## [Required task]
Using the listing below, extract each line that has the word "voor" in it.

[Saved data entries]
--

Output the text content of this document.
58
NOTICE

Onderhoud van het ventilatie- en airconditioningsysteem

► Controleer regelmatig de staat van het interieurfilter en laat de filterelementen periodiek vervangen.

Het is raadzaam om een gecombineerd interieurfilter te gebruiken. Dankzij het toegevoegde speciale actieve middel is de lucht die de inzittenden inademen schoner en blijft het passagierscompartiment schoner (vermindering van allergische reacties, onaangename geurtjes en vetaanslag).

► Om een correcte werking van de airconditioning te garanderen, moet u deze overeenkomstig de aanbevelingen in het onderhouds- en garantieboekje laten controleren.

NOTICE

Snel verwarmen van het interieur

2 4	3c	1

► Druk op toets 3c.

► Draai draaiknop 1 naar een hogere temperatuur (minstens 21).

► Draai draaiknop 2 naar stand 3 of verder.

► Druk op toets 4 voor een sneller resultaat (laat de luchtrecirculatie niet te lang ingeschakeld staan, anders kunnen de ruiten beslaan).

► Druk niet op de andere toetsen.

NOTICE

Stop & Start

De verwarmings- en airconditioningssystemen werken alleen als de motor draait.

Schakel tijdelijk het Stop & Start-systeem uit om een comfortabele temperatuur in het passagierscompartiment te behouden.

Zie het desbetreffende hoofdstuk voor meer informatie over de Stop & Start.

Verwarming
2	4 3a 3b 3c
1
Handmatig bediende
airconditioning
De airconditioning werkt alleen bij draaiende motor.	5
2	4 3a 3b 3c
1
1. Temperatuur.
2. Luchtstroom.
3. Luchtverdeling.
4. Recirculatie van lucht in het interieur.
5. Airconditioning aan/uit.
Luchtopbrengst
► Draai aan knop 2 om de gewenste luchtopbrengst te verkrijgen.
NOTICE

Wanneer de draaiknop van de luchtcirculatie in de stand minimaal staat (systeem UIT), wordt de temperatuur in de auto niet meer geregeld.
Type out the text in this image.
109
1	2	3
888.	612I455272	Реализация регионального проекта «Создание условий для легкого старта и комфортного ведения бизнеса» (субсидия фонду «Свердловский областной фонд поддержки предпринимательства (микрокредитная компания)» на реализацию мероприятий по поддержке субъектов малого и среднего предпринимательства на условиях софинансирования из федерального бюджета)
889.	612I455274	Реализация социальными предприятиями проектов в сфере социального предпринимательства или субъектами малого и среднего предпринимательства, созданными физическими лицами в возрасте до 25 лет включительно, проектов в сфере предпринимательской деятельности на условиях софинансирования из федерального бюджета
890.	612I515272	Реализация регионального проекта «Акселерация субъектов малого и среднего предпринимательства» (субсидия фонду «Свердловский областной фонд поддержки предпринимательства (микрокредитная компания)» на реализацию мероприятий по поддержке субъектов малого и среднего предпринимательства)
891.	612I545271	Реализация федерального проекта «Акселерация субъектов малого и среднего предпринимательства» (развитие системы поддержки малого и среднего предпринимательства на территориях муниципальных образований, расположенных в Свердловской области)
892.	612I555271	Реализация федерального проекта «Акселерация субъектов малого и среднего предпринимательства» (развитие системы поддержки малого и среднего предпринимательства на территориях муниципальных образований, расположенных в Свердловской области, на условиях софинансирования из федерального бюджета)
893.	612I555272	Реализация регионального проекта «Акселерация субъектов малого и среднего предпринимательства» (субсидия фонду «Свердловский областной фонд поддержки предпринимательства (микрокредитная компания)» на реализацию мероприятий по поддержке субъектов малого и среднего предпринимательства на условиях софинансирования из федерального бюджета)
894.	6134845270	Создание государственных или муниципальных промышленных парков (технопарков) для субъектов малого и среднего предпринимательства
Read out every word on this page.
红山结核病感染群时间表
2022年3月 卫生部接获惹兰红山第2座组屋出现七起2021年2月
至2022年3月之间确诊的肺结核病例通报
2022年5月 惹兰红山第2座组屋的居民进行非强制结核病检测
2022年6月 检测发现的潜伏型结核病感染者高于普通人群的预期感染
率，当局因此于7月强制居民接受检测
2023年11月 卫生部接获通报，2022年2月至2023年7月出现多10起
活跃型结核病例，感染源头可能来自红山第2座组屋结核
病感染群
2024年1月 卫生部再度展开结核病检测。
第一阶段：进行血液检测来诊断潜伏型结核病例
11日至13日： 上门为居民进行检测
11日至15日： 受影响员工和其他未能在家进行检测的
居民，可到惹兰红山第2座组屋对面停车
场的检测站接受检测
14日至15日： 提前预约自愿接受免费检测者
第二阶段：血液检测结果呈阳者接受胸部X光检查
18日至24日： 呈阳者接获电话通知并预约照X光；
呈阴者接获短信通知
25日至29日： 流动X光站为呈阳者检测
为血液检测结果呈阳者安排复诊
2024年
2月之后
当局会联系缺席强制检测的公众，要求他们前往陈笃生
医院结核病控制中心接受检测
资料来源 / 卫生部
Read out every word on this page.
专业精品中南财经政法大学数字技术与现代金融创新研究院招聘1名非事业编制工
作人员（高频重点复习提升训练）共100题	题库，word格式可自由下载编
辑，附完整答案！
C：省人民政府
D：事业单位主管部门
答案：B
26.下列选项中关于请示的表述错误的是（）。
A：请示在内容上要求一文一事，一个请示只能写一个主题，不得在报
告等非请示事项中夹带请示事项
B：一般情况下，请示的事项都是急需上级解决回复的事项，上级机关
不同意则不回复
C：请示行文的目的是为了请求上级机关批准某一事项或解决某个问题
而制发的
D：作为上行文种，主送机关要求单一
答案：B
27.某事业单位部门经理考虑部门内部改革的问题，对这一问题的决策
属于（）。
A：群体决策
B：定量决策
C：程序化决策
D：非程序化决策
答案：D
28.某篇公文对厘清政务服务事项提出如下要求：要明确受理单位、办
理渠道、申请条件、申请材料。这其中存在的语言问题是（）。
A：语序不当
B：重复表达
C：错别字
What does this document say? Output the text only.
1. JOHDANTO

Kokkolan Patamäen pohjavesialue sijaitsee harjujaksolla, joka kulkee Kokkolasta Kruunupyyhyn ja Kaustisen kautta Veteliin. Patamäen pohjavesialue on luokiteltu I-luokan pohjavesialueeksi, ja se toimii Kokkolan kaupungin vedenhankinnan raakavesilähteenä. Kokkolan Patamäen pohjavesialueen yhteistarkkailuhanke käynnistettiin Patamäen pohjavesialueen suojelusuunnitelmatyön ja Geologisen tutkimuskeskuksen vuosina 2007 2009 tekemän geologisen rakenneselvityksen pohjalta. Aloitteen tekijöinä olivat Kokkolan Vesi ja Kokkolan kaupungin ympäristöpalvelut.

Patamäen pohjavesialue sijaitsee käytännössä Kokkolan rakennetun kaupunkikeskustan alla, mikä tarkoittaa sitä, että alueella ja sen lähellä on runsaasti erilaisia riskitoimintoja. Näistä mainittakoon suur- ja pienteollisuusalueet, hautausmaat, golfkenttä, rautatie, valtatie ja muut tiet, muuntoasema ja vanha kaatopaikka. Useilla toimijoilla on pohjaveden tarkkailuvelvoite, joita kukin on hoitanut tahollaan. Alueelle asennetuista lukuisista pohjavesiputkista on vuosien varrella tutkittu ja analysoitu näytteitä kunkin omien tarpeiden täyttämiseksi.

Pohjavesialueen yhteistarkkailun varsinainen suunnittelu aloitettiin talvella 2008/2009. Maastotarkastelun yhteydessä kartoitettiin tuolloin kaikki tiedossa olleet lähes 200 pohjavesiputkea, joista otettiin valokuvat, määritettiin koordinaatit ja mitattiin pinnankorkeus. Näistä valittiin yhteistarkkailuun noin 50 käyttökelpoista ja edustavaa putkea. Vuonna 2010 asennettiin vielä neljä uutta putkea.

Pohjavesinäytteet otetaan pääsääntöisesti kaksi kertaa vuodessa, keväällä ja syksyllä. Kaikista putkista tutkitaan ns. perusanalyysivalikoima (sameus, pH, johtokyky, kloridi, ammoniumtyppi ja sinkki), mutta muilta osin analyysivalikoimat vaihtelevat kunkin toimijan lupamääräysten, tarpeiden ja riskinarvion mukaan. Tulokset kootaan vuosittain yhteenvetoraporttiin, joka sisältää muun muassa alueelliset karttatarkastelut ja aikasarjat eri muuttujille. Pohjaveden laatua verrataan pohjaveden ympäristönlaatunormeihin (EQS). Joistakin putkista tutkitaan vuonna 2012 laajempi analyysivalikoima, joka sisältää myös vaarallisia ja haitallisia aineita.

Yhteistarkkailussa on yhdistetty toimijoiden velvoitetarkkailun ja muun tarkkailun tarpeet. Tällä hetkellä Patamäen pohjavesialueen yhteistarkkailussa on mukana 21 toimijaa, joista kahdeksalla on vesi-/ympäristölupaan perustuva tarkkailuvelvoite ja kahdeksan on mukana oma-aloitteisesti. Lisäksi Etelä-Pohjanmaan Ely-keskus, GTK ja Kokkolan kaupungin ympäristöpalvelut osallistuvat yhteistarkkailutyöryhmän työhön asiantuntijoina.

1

--

## [Written reply]
► Druk op toets 4 voor een sneller resultaat (laat de luchtrecirculatie niet te lang ingeschakeld staan, anders kunnen de ruiten beslaan).
Zie het desbetreffende hoofdstuk voor meer informatie over de Stop & Start.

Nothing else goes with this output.